WRITTEN TASK
Copy each line that holds "монеты".
RECORDS FOR THE EXERCISE start
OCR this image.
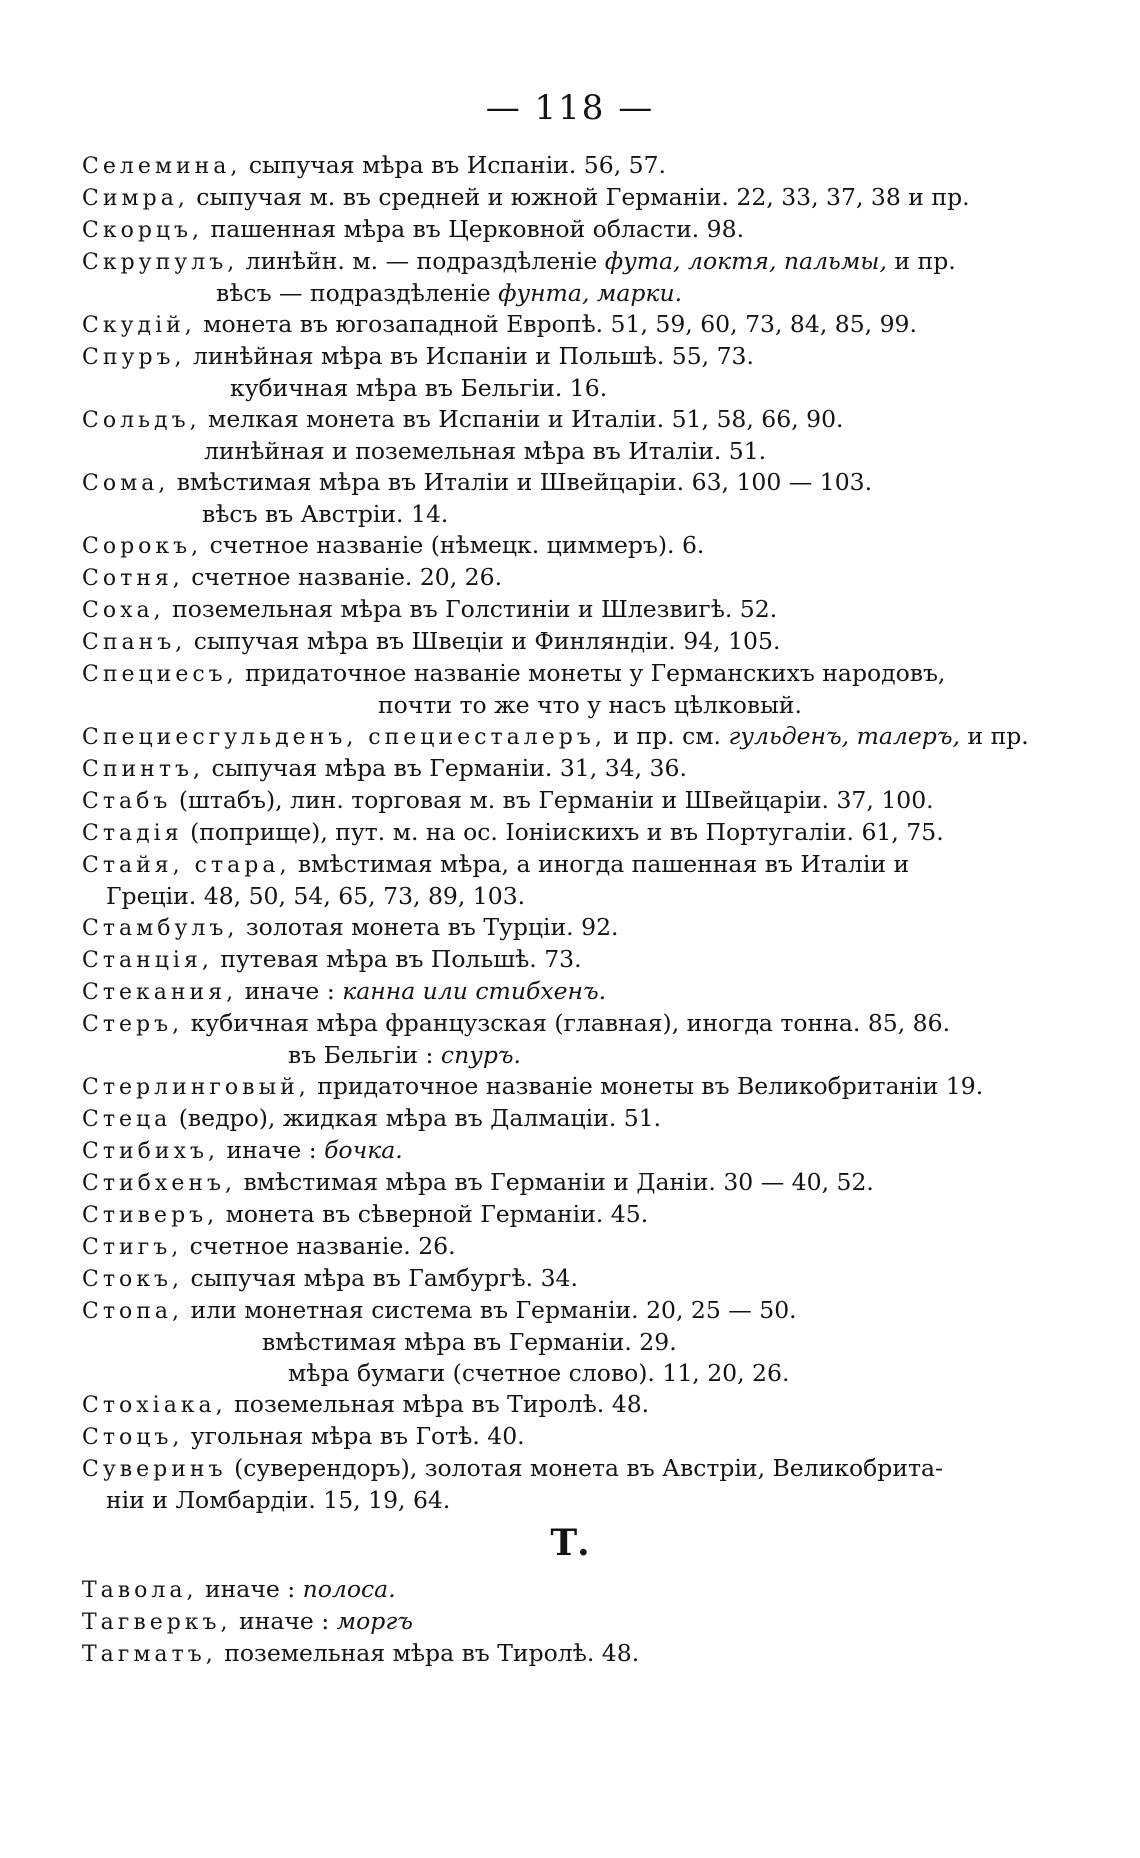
— 118 —
Селемина, сыпучая мѣра въ Испаніи. 56, 57.
Симра, сыпучая м. въ средней и южной Германіи. 22, 33, 37, 38 и пр.
Скорцъ, пашенная мѣра въ Церковной области. 98.
Скрупулъ, линѣйн. м. — подраздѣленіе фута, локтя, пальмы, и пр.
вѣсъ — подраздѣленіе фунта, марки.
Скудій, монета въ югозападной Европѣ. 51, 59, 60, 73, 84, 85, 99.
Спуръ, линѣйная мѣра въ Испаніи и Польшѣ. 55, 73.
кубичная мѣра въ Бельгіи. 16.
Сольдъ, мелкая монета въ Испаніи и Италіи. 51, 58, 66, 90.
линѣйная и поземельная мѣра въ Италіи. 51.
Сома, вмѣстимая мѣра въ Италіи и Швейцаріи. 63, 100 — 103.
вѣсъ въ Австріи. 14.
Сорокъ, счетное названіе (нѣмецк. циммеръ). 6.
Сотня, счетное названіе. 20, 26.
Соха, поземельная мѣра въ Голстиніи и Шлезвигѣ. 52.
Спанъ, сыпучая мѣра въ Швеціи и Финляндіи. 94, 105.
Специесъ, придаточное названіе монеты у Германскихъ народовъ,
почти то же что у насъ цѣлковый.
Специесгульденъ, специесталеръ, и пр. см. гульденъ, талеръ, и пр.
Спинтъ, сыпучая мѣра въ Германіи. 31, 34, 36.
Стабъ (штабъ), лин. торговая м. въ Германіи и Швейцаріи. 37, 100.
Стадія (поприще), пут. м. на ос. Іоніискихъ и въ Португаліи. 61, 75.
Стайя, стара, вмѣстимая мѣра, а иногда пашенная въ Италіи и
Греціи. 48, 50, 54, 65, 73, 89, 103.
Стамбулъ, золотая монета въ Турціи. 92.
Станція, путевая мѣра въ Польшѣ. 73.
Стекания, иначе : канна или стибхенъ.
Стеръ, кубичная мѣра французская (главная), иногда тонна. 85, 86.
въ Бельгіи : спуръ.
Стерлинговый, придаточное названіе монеты въ Великобританіи 19.
Стеца (ведро), жидкая мѣра въ Далмаціи. 51.
Стибихъ, иначе : бочка.
Стибхенъ, вмѣстимая мѣра въ Германіи и Даніи. 30 — 40, 52.
Стиверъ, монета въ сѣверной Германіи. 45.
Стигъ, счетное названіе. 26.
Стокъ, сыпучая мѣра въ Гамбургѣ. 34.
Стопа, или монетная система въ Германіи. 20, 25 — 50.
вмѣстимая мѣра въ Германіи. 29.
мѣра бумаги (счетное слово). 11, 20, 26.
Стохіака, поземельная мѣра въ Тиролѣ. 48.
Стоцъ, угольная мѣра въ Готѣ. 40.
Суверинъ (суверендоръ), золотая монета въ Австріи, Великобрита-
ніи и Ломбардіи. 15, 19, 64.
Т.
Тавола, иначе : полоса.
Тагверкъ, иначе : моргъ
Тагматъ, поземельная мѣра въ Тиролѣ. 48.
RECORDS FOR THE EXERCISE end
FINAL ANSWER
Специесъ, придаточное названіе монеты у Германскихъ народовъ,
Стерлинговый, придаточное названіе монеты въ Великобританіи 19.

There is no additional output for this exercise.